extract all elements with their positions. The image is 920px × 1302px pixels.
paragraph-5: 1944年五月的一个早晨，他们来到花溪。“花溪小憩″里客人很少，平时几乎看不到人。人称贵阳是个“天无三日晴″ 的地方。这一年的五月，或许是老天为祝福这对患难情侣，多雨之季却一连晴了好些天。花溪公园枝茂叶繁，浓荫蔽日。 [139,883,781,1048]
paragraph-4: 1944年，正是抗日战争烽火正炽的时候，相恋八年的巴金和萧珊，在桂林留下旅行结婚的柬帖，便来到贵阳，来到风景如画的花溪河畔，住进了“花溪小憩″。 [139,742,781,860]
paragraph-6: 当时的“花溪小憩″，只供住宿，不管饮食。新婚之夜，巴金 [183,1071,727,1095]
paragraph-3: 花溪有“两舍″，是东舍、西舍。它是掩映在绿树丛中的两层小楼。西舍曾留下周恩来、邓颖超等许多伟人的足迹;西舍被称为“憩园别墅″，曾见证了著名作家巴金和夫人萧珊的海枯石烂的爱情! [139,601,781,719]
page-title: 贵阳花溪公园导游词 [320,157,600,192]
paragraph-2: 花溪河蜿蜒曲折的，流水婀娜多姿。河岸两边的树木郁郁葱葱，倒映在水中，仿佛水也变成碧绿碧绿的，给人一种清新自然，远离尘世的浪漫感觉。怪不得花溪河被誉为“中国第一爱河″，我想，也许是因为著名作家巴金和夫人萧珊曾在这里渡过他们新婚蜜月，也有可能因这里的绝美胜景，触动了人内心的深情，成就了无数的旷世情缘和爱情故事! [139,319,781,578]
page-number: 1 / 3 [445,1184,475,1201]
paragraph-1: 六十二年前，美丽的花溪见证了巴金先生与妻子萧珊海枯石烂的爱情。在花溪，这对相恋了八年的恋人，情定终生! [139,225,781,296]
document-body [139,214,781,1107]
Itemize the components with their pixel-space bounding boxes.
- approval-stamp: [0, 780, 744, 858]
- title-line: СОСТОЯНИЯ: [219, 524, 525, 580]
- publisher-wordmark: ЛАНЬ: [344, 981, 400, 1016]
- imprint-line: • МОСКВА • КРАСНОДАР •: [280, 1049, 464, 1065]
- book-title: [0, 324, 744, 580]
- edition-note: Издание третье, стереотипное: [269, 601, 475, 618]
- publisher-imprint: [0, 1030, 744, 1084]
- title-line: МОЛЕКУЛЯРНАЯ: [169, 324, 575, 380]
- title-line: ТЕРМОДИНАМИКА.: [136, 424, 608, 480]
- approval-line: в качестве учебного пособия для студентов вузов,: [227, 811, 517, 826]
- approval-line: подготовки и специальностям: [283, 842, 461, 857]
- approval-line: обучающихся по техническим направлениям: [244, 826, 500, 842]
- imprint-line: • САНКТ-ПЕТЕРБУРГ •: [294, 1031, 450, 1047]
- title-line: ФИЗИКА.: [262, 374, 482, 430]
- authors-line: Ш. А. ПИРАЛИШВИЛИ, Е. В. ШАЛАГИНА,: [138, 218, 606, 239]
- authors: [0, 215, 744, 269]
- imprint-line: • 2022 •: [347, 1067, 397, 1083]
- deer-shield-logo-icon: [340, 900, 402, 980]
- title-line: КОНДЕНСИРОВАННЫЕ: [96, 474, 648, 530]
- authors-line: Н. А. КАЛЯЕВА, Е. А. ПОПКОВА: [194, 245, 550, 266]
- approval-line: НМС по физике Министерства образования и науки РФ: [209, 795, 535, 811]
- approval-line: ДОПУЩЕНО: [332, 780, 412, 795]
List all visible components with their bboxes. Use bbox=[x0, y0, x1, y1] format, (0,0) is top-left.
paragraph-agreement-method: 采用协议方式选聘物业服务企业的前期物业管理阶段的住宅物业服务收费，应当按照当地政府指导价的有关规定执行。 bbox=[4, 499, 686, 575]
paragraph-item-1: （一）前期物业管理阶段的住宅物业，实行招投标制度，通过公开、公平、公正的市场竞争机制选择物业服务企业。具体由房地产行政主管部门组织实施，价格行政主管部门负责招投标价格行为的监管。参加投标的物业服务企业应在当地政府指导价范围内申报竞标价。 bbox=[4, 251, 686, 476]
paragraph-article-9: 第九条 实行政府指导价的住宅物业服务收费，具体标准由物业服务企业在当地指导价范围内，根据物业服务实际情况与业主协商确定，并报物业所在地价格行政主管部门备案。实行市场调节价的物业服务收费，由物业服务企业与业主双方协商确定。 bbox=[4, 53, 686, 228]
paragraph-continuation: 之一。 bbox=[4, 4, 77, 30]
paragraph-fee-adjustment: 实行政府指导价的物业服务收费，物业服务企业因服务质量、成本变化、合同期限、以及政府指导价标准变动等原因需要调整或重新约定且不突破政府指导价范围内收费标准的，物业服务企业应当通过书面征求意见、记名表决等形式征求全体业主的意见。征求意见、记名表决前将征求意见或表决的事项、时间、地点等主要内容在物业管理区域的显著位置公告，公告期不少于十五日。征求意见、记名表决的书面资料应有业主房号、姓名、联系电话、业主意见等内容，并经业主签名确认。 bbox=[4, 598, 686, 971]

EXERCISE BRIEF> Update the items above by replacing every "imprint-line" with "imprint-row", and leave everything else unchanged.

ANSWER>
extract all elements with their positions. The image is 920px × 1302px pixels.
paragraph-5: 1944年五月的一个早晨，他们来到花溪。“花溪小憩″里客人很少，平时几乎看不到人。人称贵阳是个“天无三日晴″ 的地方。这一年的五月，或许是老天为祝福这对患难情侣，多雨之季却一连晴了好些天。花溪公园枝茂叶繁，浓荫蔽日。 [139,883,781,1048]
paragraph-4: 1944年，正是抗日战争烽火正炽的时候，相恋八年的巴金和萧珊，在桂林留下旅行结婚的柬帖，便来到贵阳，来到风景如画的花溪河畔，住进了“花溪小憩″。 [139,742,781,860]
paragraph-6: 当时的“花溪小憩″，只供住宿，不管饮食。新婚之夜，巴金 [183,1071,727,1095]
paragraph-3: 花溪有“两舍″，是东舍、西舍。它是掩映在绿树丛中的两层小楼。西舍曾留下周恩来、邓颖超等许多伟人的足迹;西舍被称为“憩园别墅″，曾见证了著名作家巴金和夫人萧珊的海枯石烂的爱情! [139,601,781,719]
page-title: 贵阳花溪公园导游词 [320,157,600,192]
paragraph-2: 花溪河蜿蜒曲折的，流水婀娜多姿。河岸两边的树木郁郁葱葱，倒映在水中，仿佛水也变成碧绿碧绿的，给人一种清新自然，远离尘世的浪漫感觉。怪不得花溪河被誉为“中国第一爱河″，我想，也许是因为著名作家巴金和夫人萧珊曾在这里渡过他们新婚蜜月，也有可能因这里的绝美胜景，触动了人内心的深情，成就了无数的旷世情缘和爱情故事! [139,319,781,578]
page-number: 1 / 3 [445,1184,475,1201]
paragraph-1: 六十二年前，美丽的花溪见证了巴金先生与妻子萧珊海枯石烂的爱情。在花溪，这对相恋了八年的恋人，情定终生! [139,225,781,296]
document-body [139,214,781,1107]
Itemize the components with their pixel-space bounding boxes.
- approval-stamp: [0, 780, 744, 858]
- title-line: СОСТОЯНИЯ: [219, 524, 525, 580]
- publisher-wordmark: ЛАНЬ: [344, 981, 400, 1016]
- imprint-row: • МОСКВА • КРАСНОДАР •: [280, 1049, 464, 1065]
- book-title: [0, 324, 744, 580]
- edition-note: Издание третье, стереотипное: [269, 601, 475, 618]
- publisher-imprint: [0, 1030, 744, 1084]
- title-line: МОЛЕКУЛЯРНАЯ: [169, 324, 575, 380]
- title-line: ТЕРМОДИНАМИКА.: [136, 424, 608, 480]
- approval-line: в качестве учебного пособия для студентов вузов,: [227, 811, 517, 826]
- approval-line: подготовки и специальностям: [283, 842, 461, 857]
- approval-line: обучающихся по техническим направлениям: [244, 826, 500, 842]
- imprint-row: • САНКТ-ПЕТЕРБУРГ •: [294, 1031, 450, 1047]
- title-line: ФИЗИКА.: [262, 374, 482, 430]
- authors-line: Ш. А. ПИРАЛИШВИЛИ, Е. В. ШАЛАГИНА,: [138, 218, 606, 239]
- authors: [0, 215, 744, 269]
- imprint-row: • 2022 •: [347, 1067, 397, 1083]
- deer-shield-logo-icon: [340, 900, 402, 980]
- title-line: КОНДЕНСИРОВАННЫЕ: [96, 474, 648, 530]
- authors-line: Н. А. КАЛЯЕВА, Е. А. ПОПКОВА: [194, 245, 550, 266]
- approval-line: НМС по физике Министерства образования и науки РФ: [209, 795, 535, 811]
- approval-line: ДОПУЩЕНО: [332, 780, 412, 795]
List all visible components with their bboxes. Use bbox=[x0, y0, x1, y1] format, (0,0) is top-left.
paragraph-agreement-method: 采用协议方式选聘物业服务企业的前期物业管理阶段的住宅物业服务收费，应当按照当地政府指导价的有关规定执行。 bbox=[4, 499, 686, 575]
paragraph-item-1: （一）前期物业管理阶段的住宅物业，实行招投标制度，通过公开、公平、公正的市场竞争机制选择物业服务企业。具体由房地产行政主管部门组织实施，价格行政主管部门负责招投标价格行为的监管。参加投标的物业服务企业应在当地政府指导价范围内申报竞标价。 bbox=[4, 251, 686, 476]
paragraph-article-9: 第九条 实行政府指导价的住宅物业服务收费，具体标准由物业服务企业在当地指导价范围内，根据物业服务实际情况与业主协商确定，并报物业所在地价格行政主管部门备案。实行市场调节价的物业服务收费，由物业服务企业与业主双方协商确定。 bbox=[4, 53, 686, 228]
paragraph-continuation: 之一。 bbox=[4, 4, 77, 30]
paragraph-fee-adjustment: 实行政府指导价的物业服务收费，物业服务企业因服务质量、成本变化、合同期限、以及政府指导价标准变动等原因需要调整或重新约定且不突破政府指导价范围内收费标准的，物业服务企业应当通过书面征求意见、记名表决等形式征求全体业主的意见。征求意见、记名表决前将征求意见或表决的事项、时间、地点等主要内容在物业管理区域的显著位置公告，公告期不少于十五日。征求意见、记名表决的书面资料应有业主房号、姓名、联系电话、业主意见等内容，并经业主签名确认。 bbox=[4, 598, 686, 971]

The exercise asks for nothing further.